REQUIREMENT – The entries below need to be written out exactly, with no pictures included.

>> Start LISTED ENTRIES

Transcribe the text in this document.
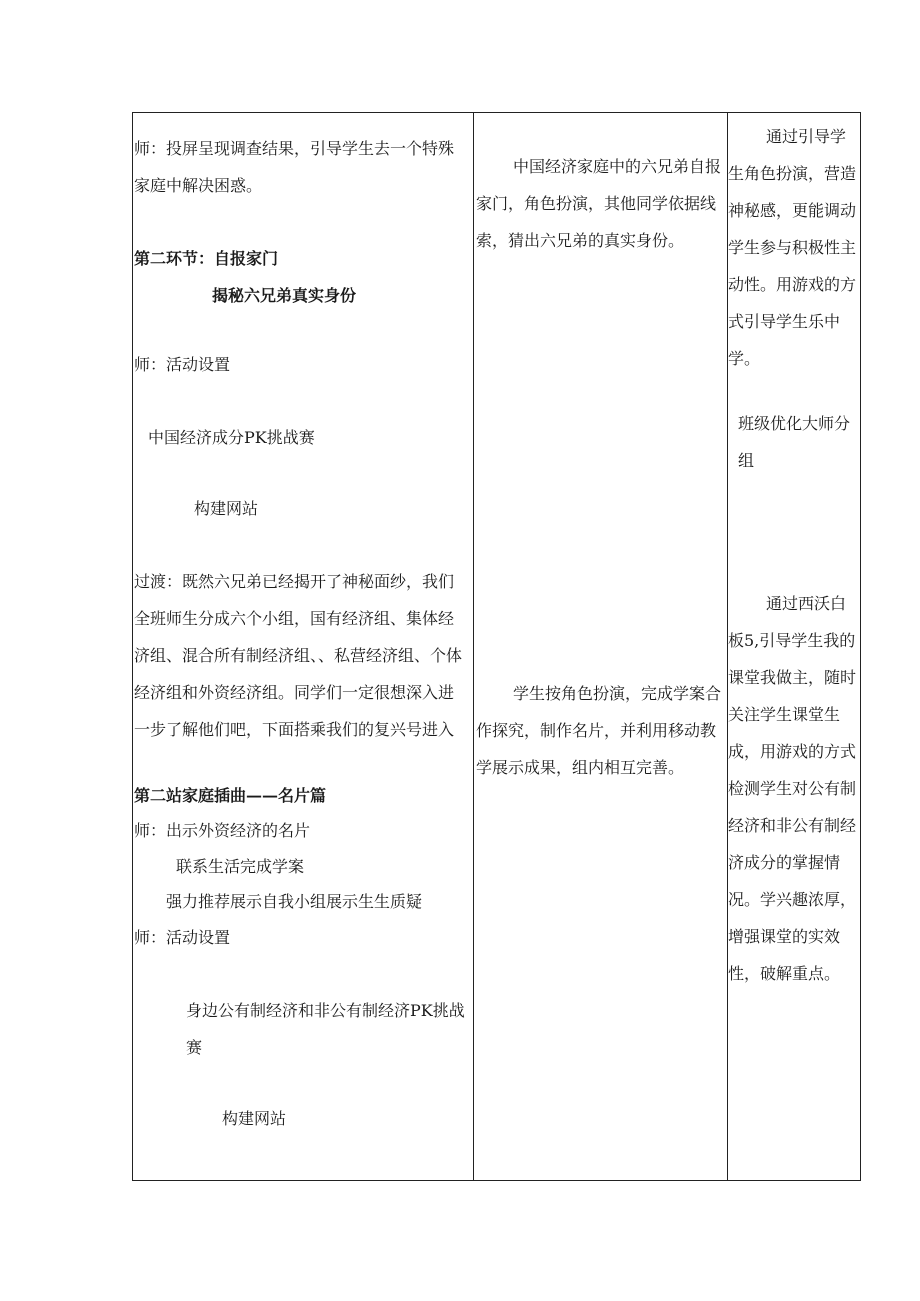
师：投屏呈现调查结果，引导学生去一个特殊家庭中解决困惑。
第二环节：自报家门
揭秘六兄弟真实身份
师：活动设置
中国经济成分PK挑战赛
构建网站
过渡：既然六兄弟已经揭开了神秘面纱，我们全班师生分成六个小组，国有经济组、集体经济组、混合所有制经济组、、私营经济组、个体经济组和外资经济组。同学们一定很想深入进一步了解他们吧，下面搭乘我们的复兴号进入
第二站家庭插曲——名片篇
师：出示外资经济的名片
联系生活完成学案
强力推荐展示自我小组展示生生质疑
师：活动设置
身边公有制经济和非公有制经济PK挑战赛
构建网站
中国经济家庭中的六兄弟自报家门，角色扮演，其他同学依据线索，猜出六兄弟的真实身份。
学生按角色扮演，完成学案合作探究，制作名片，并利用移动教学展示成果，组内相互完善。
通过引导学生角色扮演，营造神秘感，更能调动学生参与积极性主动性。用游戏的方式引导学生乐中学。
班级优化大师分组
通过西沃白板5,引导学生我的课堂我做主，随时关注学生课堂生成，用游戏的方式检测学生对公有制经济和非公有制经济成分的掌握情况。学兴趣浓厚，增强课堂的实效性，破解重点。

>> End LISTED ENTRIES

RESPONSE FOR THIS EXERCISE –
Transcribe the text in this document.
师：投屏呈现调查结果，引导学生去一个特殊家庭中解决困惑。
第二环节：自报家门
揭秘六兄弟真实身份
师：活动设置
中国经济成分PK挑战赛
构建网站
过渡：既然六兄弟已经揭开了神秘面纱，我们全班师生分成六个小组，国有经济组、集体经济组、混合所有制经济组、、私营经济组、个体经济组和外资经济组。同学们一定很想深入进一步了解他们吧，下面搭乘我们的复兴号进入
第二站家庭插曲——名片篇
师：出示外资经济的名片
联系生活完成学案
强力推荐展示自我小组展示生生质疑
师：活动设置
身边公有制经济和非公有制经济PK挑战赛
构建网站
中国经济家庭中的六兄弟自报家门，角色扮演，其他同学依据线索，猜出六兄弟的真实身份。
学生按角色扮演，完成学案合作探究，制作名片，并利用移动教学展示成果，组内相互完善。
通过引导学生角色扮演，营造神秘感，更能调动学生参与积极性主动性。用游戏的方式引导学生乐中学。
班级优化大师分组
通过西沃白板5,引导学生我的课堂我做主，随时关注学生课堂生成，用游戏的方式检测学生对公有制经济和非公有制经济成分的掌握情况。学兴趣浓厚，增强课堂的实效性，破解重点。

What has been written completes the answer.